- **Given problem**:
Convert the lines into a Markdown table with the columns "No." and "Text," beginning at the line that contains "chart-subtitle: GDP per" and stopping after the line that contains "y-tick-label: 5,000 (49, 444, 84, 460)". Number each line and leave out any blank lines.

━━━━━━━━━━━━━━━━━━━━━━━━━━━━━━

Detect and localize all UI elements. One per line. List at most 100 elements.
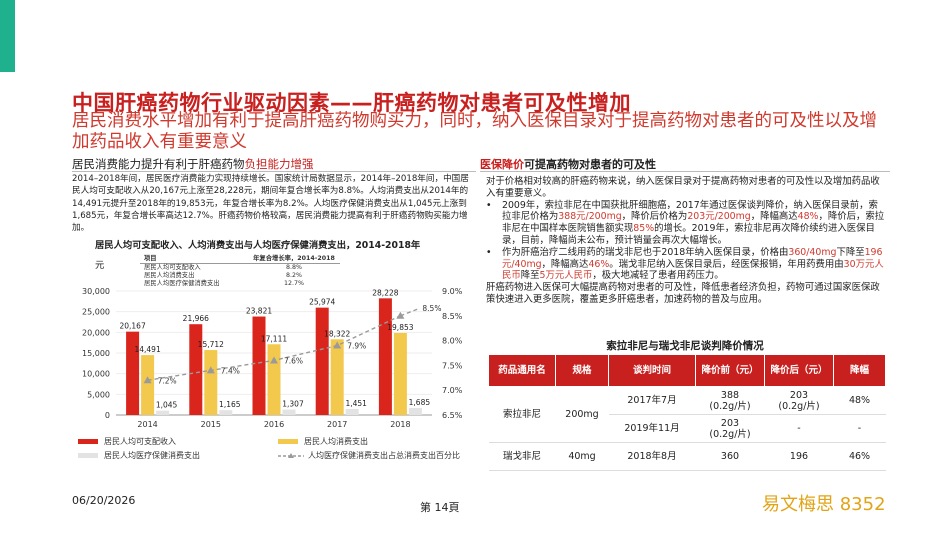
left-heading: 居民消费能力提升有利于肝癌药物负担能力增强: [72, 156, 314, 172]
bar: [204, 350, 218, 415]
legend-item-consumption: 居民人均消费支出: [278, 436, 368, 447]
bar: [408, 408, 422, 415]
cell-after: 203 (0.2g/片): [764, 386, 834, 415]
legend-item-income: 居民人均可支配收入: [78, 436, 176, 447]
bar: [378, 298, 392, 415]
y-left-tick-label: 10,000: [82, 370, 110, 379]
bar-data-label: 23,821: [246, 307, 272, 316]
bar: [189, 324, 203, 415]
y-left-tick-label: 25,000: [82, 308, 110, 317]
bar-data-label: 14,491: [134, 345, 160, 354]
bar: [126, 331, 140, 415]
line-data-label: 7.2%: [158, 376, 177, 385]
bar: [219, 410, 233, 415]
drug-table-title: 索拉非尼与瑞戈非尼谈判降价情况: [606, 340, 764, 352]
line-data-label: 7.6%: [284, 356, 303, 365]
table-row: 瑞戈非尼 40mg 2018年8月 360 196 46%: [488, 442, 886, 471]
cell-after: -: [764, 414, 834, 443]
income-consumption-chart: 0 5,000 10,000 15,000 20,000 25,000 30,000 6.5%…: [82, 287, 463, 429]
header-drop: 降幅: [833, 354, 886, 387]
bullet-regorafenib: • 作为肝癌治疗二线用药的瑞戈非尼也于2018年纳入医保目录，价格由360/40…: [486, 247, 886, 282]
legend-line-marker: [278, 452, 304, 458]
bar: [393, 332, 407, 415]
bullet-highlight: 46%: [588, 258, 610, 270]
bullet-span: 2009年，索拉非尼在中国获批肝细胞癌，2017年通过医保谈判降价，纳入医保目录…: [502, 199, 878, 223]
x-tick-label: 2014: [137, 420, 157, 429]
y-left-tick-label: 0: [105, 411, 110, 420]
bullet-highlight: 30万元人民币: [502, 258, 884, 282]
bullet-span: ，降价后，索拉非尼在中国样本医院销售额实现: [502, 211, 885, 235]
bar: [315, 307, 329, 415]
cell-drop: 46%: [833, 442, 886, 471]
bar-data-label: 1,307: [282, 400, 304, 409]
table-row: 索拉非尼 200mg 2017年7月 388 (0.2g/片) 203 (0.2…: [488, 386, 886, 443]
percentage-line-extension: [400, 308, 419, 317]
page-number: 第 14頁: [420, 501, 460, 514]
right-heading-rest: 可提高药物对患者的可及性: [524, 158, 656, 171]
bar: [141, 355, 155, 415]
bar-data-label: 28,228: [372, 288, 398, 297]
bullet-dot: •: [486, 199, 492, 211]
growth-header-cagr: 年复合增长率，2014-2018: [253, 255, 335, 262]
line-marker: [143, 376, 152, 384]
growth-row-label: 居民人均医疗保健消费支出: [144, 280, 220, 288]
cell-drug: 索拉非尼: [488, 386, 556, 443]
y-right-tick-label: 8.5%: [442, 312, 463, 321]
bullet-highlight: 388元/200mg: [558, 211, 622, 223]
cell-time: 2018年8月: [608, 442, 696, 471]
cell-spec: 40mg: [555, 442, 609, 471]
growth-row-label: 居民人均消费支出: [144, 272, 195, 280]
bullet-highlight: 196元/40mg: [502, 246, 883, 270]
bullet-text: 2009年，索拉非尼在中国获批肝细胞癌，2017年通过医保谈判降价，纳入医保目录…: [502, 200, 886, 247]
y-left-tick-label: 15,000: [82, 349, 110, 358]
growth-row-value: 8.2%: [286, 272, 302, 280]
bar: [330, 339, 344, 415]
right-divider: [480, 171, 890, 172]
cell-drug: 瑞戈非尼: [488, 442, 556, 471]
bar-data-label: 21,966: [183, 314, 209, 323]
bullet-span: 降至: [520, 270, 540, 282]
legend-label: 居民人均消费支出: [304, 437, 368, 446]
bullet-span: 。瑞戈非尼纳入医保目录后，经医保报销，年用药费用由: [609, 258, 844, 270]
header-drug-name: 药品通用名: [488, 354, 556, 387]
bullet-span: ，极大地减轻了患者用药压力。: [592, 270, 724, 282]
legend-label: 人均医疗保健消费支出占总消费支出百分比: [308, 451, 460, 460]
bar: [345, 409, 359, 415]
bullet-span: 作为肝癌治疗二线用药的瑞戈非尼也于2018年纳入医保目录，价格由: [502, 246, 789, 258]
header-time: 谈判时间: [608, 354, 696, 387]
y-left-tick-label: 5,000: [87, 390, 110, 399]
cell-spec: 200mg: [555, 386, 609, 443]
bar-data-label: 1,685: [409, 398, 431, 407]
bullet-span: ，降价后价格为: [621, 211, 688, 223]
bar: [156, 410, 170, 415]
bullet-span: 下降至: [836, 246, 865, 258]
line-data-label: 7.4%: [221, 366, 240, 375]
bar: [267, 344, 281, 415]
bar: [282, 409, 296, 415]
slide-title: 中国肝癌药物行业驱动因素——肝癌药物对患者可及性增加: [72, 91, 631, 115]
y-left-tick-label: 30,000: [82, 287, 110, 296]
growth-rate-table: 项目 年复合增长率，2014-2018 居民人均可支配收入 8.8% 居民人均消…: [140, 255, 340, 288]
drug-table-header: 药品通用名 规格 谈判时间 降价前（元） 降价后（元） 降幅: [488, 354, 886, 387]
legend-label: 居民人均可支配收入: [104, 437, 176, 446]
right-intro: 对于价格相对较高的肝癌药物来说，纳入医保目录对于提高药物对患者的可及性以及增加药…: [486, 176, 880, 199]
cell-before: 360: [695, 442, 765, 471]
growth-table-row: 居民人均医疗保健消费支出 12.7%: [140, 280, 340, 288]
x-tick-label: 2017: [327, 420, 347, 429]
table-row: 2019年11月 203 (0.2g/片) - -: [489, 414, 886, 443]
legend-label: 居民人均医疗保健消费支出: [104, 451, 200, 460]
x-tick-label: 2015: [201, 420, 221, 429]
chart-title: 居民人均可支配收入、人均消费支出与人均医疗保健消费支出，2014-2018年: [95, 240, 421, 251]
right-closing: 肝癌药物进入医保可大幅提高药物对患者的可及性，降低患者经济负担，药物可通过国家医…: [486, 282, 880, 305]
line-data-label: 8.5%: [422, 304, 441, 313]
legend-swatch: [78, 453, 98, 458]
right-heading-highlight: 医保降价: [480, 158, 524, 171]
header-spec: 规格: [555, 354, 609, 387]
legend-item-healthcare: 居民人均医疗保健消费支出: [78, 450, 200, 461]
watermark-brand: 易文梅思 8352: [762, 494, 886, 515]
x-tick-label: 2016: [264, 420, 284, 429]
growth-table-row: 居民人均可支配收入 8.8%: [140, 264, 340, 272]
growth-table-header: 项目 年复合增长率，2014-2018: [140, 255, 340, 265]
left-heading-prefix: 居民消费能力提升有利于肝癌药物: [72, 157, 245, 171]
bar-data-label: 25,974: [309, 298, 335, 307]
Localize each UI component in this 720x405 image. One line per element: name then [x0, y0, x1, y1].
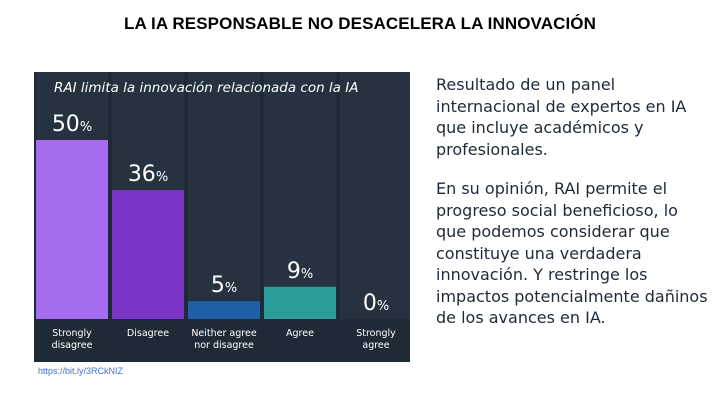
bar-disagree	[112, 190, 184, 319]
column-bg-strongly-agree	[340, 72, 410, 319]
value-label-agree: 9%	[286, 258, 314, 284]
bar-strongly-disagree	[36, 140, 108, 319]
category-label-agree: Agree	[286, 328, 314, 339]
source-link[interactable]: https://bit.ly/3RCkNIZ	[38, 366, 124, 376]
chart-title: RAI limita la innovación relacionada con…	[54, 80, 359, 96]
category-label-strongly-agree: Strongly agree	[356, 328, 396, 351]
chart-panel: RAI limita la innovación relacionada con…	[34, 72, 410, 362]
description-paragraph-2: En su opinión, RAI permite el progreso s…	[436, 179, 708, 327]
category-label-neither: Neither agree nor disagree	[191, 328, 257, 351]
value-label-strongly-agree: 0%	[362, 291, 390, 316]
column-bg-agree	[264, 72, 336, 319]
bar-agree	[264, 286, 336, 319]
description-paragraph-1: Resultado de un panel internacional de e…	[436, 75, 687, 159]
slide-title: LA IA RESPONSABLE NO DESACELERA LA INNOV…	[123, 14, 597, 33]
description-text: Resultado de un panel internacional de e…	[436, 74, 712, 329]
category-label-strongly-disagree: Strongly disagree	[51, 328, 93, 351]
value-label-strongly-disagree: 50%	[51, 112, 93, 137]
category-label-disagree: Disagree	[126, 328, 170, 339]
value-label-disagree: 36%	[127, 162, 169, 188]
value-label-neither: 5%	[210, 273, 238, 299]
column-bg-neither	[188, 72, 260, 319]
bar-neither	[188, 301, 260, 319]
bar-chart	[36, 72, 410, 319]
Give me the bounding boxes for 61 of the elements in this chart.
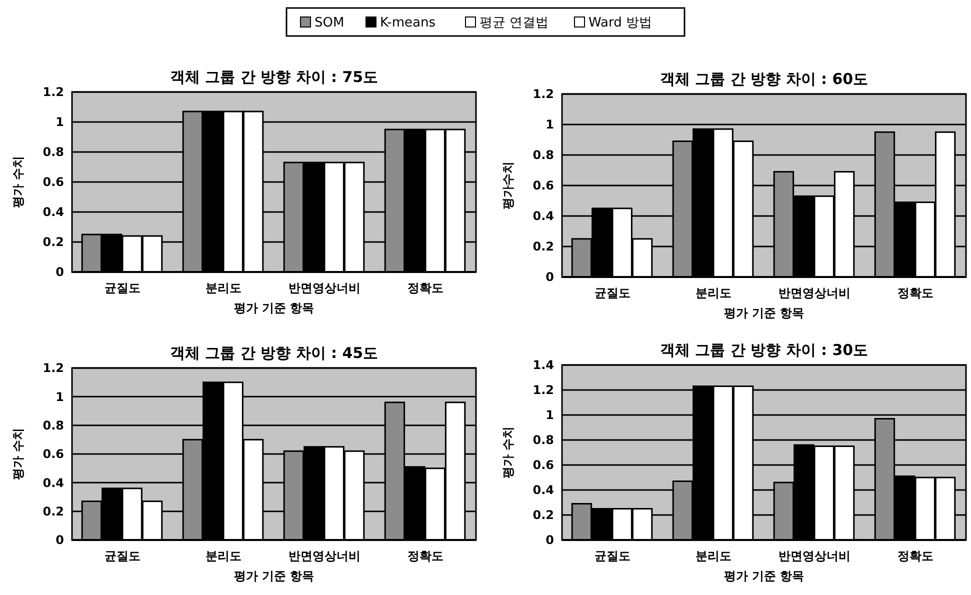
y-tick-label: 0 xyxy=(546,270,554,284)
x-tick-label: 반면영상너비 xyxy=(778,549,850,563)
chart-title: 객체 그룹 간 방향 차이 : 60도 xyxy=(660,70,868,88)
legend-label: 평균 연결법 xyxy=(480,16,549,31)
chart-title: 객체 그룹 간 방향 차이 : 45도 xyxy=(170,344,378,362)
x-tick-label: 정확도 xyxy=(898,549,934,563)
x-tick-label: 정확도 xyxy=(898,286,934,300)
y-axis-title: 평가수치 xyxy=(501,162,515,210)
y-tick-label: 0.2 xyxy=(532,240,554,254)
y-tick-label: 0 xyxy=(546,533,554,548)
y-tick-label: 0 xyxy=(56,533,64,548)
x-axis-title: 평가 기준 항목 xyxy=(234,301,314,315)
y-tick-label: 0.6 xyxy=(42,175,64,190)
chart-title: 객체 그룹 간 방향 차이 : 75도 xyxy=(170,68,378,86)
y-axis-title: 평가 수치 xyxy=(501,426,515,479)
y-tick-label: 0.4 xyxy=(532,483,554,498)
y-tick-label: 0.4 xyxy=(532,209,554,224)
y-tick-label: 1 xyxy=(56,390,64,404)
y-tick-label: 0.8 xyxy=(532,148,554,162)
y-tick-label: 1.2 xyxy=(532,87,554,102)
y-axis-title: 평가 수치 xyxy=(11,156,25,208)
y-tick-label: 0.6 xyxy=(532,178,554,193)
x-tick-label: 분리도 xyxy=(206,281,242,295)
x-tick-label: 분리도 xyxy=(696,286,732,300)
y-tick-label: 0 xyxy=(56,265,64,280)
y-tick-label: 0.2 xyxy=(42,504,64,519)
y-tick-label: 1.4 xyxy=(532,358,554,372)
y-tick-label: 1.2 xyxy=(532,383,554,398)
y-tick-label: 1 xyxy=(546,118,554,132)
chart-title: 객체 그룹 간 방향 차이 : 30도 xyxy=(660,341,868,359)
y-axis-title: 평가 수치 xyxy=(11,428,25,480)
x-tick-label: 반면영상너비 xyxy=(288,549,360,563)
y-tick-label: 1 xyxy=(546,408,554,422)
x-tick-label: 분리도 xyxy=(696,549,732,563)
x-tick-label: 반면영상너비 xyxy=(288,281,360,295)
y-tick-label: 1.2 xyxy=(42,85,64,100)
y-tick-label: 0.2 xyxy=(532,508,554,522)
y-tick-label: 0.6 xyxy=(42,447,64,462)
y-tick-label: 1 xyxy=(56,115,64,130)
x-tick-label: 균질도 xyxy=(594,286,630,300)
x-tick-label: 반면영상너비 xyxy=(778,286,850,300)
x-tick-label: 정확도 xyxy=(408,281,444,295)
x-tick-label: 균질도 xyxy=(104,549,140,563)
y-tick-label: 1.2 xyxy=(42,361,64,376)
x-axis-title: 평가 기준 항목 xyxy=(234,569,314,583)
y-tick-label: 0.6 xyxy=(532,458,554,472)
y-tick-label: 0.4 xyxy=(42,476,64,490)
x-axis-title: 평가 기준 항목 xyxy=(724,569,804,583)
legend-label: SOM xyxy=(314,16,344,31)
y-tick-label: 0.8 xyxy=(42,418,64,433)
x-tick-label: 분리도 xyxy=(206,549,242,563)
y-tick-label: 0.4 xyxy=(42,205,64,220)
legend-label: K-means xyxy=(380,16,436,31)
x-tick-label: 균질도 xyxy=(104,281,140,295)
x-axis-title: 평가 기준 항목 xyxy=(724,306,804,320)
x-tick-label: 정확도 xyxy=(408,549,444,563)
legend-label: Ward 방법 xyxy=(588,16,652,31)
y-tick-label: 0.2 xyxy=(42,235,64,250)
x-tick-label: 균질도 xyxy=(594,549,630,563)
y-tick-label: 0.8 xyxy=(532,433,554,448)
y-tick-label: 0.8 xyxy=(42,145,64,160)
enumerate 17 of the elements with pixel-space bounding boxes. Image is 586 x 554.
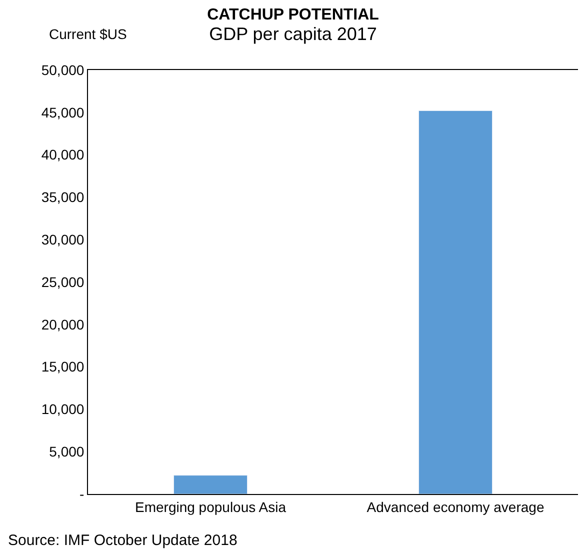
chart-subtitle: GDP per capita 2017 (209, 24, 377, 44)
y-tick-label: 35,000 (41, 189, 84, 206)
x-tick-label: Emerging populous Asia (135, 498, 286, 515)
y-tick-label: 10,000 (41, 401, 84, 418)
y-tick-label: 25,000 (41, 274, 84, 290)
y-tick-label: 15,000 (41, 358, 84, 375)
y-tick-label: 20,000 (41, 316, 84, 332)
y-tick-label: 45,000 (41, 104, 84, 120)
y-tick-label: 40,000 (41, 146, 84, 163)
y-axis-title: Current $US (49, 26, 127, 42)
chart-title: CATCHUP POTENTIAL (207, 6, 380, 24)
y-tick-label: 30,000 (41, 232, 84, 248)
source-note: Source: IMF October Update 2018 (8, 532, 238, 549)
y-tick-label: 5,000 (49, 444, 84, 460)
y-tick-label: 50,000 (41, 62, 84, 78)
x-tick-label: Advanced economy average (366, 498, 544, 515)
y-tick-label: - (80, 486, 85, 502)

━━━━━━━━━━━━━━━━━━━━━━━━━━━━━━

- **Solution for this task**:
| No. | Text |
|---|---|
| 1 | chart-subtitle: GDP per capita 2017 (209, 24, 377, 44) |
| 2 | y-tick-label: 35,000 (41, 189, 84, 206) |
| 3 | x-tick-label: Emerging populous Asia (135, 498, 286, 515) |
| 4 | y-tick-label: 10,000 (41, 401, 84, 418) |
| 5 | y-tick-label: 25,000 (41, 274, 84, 290) |
| 6 | y-tick-label: 15,000 (41, 358, 84, 375) |
| 7 | y-tick-label: 20,000 (41, 316, 84, 332) |
| 8 | y-tick-label: 45,000 (41, 104, 84, 120) |
| 9 | y-tick-label: 40,000 (41, 146, 84, 163) |
| 10 | y-axis-title: Current $US (49, 26, 127, 42) |
| 11 | chart-title: CATCHUP POTENTIAL (207, 6, 380, 24) |
| 12 | y-tick-label: 30,000 (41, 232, 84, 248) |
| 13 | source-note: Source: IMF October Update 2018 (8, 532, 238, 549) |
| 14 | y-tick-label: 5,000 (49, 444, 84, 460) |